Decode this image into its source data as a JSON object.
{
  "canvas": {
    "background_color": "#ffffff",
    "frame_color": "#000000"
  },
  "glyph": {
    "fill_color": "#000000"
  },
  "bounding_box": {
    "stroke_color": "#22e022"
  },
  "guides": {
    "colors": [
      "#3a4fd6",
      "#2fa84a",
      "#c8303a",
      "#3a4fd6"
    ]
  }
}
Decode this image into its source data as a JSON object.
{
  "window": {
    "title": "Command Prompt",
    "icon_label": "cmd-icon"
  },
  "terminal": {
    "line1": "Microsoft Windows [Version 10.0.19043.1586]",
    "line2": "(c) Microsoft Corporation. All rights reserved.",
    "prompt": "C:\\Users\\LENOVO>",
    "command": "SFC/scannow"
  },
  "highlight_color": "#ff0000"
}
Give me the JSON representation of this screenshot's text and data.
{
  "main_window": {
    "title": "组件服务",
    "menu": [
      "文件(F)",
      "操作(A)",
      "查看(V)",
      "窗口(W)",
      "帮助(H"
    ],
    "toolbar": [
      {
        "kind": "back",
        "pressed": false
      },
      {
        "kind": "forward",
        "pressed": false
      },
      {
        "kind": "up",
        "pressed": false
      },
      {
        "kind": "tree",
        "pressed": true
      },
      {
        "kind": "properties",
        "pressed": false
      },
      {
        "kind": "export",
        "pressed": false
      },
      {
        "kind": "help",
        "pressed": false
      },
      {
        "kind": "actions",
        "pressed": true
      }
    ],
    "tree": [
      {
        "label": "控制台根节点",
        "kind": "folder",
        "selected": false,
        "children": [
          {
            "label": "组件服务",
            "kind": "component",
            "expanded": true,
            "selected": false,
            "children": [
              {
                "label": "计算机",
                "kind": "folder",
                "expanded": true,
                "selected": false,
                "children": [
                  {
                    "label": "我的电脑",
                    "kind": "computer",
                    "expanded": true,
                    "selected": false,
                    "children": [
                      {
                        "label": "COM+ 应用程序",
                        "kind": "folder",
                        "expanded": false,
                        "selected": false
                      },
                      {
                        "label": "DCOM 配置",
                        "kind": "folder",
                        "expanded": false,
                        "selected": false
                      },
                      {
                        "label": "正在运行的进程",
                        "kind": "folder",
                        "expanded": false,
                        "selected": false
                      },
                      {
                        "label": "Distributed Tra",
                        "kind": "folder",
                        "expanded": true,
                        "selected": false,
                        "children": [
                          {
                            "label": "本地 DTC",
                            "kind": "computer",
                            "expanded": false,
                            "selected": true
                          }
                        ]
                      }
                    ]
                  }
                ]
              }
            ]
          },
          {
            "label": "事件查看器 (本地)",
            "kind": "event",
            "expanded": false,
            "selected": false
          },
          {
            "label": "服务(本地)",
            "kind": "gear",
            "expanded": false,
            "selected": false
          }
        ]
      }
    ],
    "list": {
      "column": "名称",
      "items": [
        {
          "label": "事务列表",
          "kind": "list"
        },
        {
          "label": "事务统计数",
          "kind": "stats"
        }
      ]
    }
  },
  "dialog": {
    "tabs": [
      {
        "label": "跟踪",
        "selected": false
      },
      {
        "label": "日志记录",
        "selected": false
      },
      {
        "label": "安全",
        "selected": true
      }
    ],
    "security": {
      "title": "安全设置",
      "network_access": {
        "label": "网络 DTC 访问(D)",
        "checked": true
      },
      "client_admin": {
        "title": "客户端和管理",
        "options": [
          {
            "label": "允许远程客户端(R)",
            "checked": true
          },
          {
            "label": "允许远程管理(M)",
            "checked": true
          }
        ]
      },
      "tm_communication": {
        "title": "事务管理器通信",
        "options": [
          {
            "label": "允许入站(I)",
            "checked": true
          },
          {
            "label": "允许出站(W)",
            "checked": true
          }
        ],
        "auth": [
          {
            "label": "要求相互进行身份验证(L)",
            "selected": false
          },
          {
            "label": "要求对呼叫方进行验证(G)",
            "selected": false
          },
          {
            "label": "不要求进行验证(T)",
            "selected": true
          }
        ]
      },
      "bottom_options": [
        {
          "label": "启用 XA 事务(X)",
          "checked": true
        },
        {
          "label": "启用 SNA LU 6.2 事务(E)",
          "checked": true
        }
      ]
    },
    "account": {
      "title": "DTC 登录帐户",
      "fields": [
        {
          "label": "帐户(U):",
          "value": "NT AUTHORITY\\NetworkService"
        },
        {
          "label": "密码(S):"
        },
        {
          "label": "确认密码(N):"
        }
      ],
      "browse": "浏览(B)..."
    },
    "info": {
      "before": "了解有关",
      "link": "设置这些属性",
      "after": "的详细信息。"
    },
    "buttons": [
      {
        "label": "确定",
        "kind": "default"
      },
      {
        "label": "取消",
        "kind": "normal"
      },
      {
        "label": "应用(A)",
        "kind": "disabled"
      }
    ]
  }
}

GIVEN REQUEST: Write out the complete set of records exactly as given.

EXERCISE SOLUTION:
Decode this image into its source data as a JSON object.
{
  "canvas": {
    "background_color": "#ffffff",
    "frame_color": "#000000"
  },
  "glyph": {
    "fill_color": "#000000"
  },
  "bounding_box": {
    "stroke_color": "#22e022"
  },
  "guides": {
    "colors": [
      "#3a4fd6",
      "#2fa84a",
      "#c8303a",
      "#3a4fd6"
    ]
  }
}
Decode this image into its source data as a JSON object.
{
  "window": {
    "title": "Command Prompt",
    "icon_label": "cmd-icon"
  },
  "terminal": {
    "line1": "Microsoft Windows [Version 10.0.19043.1586]",
    "line2": "(c) Microsoft Corporation. All rights reserved.",
    "prompt": "C:\\Users\\LENOVO>",
    "command": "SFC/scannow"
  },
  "highlight_color": "#ff0000"
}
Give me the JSON representation of this screenshot's text and data.
{
  "main_window": {
    "title": "组件服务",
    "menu": [
      "文件(F)",
      "操作(A)",
      "查看(V)",
      "窗口(W)",
      "帮助(H"
    ],
    "toolbar": [
      {
        "kind": "back",
        "pressed": false
      },
      {
        "kind": "forward",
        "pressed": false
      },
      {
        "kind": "up",
        "pressed": false
      },
      {
        "kind": "tree",
        "pressed": true
      },
      {
        "kind": "properties",
        "pressed": false
      },
      {
        "kind": "export",
        "pressed": false
      },
      {
        "kind": "help",
        "pressed": false
      },
      {
        "kind": "actions",
        "pressed": true
      }
    ],
    "tree": [
      {
        "label": "控制台根节点",
        "kind": "folder",
        "selected": false,
        "children": [
          {
            "label": "组件服务",
            "kind": "component",
            "expanded": true,
            "selected": false,
            "children": [
              {
                "label": "计算机",
                "kind": "folder",
                "expanded": true,
                "selected": false,
                "children": [
                  {
                    "label": "我的电脑",
                    "kind": "computer",
                    "expanded": true,
                    "selected": false,
                    "children": [
                      {
                        "label": "COM+ 应用程序",
                        "kind": "folder",
                        "expanded": false,
                        "selected": false
                      },
                      {
                        "label": "DCOM 配置",
                        "kind": "folder",
                        "expanded": false,
                        "selected": false
                      },
                      {
                        "label": "正在运行的进程",
                        "kind": "folder",
                        "expanded": false,
                        "selected": false
                      },
                      {
                        "label": "Distributed Tra",
                        "kind": "folder",
                        "expanded": true,
                        "selected": false,
                        "children": [
                          {
                            "label": "本地 DTC",
                            "kind": "computer",
                            "expanded": false,
                            "selected": true
                          }
                        ]
                      }
                    ]
                  }
                ]
              }
            ]
          },
          {
            "label": "事件查看器 (本地)",
            "kind": "event",
            "expanded": false,
            "selected": false
          },
          {
            "label": "服务(本地)",
            "kind": "gear",
            "expanded": false,
            "selected": false
          }
        ]
      }
    ],
    "list": {
      "column": "名称",
      "items": [
        {
          "label": "事务列表",
          "kind": "list"
        },
        {
          "label": "事务统计数",
          "kind": "stats"
        }
      ]
    }
  },
  "dialog": {
    "tabs": [
      {
        "label": "跟踪",
        "selected": false
      },
      {
        "label": "日志记录",
        "selected": false
      },
      {
        "label": "安全",
        "selected": true
      }
    ],
    "security": {
      "title": "安全设置",
      "network_access": {
        "label": "网络 DTC 访问(D)",
        "checked": true
      },
      "client_admin": {
        "title": "客户端和管理",
        "options": [
          {
            "label": "允许远程客户端(R)",
            "checked": true
          },
          {
            "label": "允许远程管理(M)",
            "checked": true
          }
        ]
      },
      "tm_communication": {
        "title": "事务管理器通信",
        "options": [
          {
            "label": "允许入站(I)",
            "checked": true
          },
          {
            "label": "允许出站(W)",
            "checked": true
          }
        ],
        "auth": [
          {
            "label": "要求相互进行身份验证(L)",
            "selected": false
          },
          {
            "label": "要求对呼叫方进行验证(G)",
            "selected": false
          },
          {
            "label": "不要求进行验证(T)",
            "selected": true
          }
        ]
      },
      "bottom_options": [
        {
          "label": "启用 XA 事务(X)",
          "checked": true
        },
        {
          "label": "启用 SNA LU 6.2 事务(E)",
          "checked": true
        }
      ]
    },
    "account": {
      "title": "DTC 登录帐户",
      "fields": [
        {
          "label": "帐户(U):",
          "value": "NT AUTHORITY\\NetworkService"
        },
        {
          "label": "密码(S):"
        },
        {
          "label": "确认密码(N):"
        }
      ],
      "browse": "浏览(B)..."
    },
    "info": {
      "before": "了解有关",
      "link": "设置这些属性",
      "after": "的详细信息。"
    },
    "buttons": [
      {
        "label": "确定",
        "kind": "default"
      },
      {
        "label": "取消",
        "kind": "normal"
      },
      {
        "label": "应用(A)",
        "kind": "disabled"
      }
    ]
  }
}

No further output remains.